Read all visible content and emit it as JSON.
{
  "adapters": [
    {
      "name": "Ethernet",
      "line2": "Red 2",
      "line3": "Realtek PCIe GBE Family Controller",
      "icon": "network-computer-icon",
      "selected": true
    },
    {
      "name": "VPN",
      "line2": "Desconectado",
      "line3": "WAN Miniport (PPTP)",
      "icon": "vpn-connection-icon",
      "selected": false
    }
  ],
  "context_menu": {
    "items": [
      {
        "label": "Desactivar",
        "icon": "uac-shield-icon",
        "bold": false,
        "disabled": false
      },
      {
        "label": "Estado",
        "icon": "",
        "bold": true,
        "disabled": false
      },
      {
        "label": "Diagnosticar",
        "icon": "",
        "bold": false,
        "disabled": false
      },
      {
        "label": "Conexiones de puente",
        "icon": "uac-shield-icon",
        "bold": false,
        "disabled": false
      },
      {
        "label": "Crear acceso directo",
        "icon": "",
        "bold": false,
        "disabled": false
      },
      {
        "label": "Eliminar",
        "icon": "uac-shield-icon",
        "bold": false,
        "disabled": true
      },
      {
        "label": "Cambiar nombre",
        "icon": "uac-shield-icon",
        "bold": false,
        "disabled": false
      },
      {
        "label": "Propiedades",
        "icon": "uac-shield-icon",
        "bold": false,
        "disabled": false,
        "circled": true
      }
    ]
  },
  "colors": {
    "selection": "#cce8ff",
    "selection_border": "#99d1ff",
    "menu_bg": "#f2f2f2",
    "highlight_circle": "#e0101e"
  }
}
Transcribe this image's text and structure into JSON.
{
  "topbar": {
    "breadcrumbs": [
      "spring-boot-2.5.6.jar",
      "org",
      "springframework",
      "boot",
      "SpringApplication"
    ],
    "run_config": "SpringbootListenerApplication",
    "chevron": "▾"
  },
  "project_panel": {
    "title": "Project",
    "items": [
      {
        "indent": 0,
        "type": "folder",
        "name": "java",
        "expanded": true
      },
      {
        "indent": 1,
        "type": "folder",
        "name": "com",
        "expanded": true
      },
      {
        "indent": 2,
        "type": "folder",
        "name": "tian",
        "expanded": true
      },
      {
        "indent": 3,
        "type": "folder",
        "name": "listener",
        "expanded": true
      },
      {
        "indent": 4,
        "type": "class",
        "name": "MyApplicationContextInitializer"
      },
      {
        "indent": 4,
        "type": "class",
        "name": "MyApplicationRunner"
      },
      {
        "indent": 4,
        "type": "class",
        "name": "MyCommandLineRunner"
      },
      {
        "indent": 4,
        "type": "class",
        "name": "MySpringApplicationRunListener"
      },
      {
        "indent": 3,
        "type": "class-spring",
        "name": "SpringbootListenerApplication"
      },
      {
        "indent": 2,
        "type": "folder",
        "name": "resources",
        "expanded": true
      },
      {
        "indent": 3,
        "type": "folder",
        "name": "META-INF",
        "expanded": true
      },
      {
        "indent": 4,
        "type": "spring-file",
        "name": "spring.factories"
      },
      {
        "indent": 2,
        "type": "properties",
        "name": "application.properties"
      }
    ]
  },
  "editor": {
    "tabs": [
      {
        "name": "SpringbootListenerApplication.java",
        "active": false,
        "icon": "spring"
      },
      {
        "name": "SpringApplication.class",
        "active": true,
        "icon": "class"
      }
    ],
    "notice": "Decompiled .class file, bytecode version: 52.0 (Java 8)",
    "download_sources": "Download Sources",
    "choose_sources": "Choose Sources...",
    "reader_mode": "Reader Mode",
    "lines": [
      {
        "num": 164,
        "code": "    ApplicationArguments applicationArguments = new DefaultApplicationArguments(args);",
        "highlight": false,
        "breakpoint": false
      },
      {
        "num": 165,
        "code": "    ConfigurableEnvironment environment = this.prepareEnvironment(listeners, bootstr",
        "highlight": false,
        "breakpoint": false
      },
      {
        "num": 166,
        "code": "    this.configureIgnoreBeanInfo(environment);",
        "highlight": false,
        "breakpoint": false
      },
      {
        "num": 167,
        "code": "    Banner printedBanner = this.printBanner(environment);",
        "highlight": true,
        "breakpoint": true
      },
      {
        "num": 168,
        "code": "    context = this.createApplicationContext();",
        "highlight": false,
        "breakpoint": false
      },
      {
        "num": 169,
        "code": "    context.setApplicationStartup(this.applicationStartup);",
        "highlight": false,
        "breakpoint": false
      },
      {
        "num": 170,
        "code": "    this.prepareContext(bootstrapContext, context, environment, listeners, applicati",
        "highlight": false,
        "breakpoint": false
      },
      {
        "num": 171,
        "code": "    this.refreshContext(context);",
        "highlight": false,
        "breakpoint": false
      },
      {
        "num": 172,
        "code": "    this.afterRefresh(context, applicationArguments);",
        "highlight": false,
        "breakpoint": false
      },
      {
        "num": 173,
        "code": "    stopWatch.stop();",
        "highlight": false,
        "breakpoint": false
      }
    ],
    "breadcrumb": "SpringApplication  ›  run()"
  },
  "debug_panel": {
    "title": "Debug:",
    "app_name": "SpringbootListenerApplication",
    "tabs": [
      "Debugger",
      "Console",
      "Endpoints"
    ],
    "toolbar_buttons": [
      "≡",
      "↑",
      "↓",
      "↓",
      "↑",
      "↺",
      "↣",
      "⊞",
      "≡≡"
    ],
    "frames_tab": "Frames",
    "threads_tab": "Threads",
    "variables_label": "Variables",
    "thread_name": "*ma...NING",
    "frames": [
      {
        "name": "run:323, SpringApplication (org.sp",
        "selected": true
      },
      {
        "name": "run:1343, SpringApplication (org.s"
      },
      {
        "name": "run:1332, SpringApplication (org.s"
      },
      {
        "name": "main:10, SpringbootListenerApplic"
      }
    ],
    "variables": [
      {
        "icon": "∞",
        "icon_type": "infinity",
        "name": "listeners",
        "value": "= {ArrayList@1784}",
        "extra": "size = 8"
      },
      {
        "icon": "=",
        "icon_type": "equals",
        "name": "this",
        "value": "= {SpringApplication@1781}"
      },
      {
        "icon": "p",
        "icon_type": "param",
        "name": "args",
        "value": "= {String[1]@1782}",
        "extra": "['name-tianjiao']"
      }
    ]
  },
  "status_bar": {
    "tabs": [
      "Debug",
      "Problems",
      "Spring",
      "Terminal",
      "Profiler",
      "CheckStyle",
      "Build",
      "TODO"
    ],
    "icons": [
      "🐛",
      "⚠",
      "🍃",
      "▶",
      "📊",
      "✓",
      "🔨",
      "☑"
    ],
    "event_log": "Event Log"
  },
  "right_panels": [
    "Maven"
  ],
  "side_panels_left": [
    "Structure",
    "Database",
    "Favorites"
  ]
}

·····

What is being asked: Show every line of the listing in which the string "value" can be found.

Exercise result:
        "value": "= {ArrayList@1784}",
        "value": "= {SpringApplication@1781}"
        "value": "= {String[1]@1782}",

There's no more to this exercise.